▸ Set problem
Review the material and extract every line in which the word "малых" occurs.
=== Source records ===
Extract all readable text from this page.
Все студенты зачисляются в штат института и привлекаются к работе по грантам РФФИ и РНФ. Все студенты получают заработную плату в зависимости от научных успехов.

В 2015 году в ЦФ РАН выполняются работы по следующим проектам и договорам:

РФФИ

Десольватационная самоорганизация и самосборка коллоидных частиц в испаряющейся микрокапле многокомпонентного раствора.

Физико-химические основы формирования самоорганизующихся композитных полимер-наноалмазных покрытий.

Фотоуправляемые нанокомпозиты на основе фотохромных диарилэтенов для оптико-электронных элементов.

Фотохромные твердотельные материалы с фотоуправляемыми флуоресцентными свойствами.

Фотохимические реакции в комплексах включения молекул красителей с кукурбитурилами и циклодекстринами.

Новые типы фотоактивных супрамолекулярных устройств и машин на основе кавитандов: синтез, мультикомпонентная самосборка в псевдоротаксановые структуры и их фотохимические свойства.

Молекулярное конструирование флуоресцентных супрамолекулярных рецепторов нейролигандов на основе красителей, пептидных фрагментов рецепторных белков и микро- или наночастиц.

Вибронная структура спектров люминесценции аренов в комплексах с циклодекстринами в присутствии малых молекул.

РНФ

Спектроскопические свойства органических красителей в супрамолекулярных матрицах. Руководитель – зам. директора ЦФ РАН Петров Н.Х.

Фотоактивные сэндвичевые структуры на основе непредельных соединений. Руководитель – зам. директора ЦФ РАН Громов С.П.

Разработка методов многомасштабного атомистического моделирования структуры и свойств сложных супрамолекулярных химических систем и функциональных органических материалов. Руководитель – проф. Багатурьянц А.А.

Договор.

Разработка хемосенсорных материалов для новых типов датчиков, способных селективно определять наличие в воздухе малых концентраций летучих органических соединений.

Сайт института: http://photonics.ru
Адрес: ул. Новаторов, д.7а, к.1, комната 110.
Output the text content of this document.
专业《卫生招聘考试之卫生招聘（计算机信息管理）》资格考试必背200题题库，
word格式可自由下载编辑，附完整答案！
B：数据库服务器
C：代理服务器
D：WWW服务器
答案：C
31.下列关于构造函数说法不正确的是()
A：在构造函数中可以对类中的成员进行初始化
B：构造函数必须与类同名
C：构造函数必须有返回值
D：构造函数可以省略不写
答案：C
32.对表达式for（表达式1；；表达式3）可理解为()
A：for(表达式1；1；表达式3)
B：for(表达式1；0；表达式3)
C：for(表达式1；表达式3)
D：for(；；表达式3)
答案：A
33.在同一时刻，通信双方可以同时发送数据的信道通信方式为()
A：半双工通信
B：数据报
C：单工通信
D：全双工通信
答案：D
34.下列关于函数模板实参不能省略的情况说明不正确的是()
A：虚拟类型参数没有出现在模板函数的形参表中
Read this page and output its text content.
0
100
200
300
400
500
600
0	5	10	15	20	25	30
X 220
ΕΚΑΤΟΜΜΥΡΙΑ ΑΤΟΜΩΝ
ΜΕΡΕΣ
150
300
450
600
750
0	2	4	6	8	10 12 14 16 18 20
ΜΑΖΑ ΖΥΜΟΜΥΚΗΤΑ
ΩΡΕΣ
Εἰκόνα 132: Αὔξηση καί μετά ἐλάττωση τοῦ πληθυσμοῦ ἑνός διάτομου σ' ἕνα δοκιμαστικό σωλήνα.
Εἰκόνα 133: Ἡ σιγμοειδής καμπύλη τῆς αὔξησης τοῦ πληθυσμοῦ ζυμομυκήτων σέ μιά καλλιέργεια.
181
===
▸ Output below
Вибронная структура спектров люминесценции аренов в комплексах с циклодекстринами в присутствии малых молекул.
Разработка хемосенсорных материалов для новых типов датчиков, способных селективно определять наличие в воздухе малых концентраций летучих органических соединений.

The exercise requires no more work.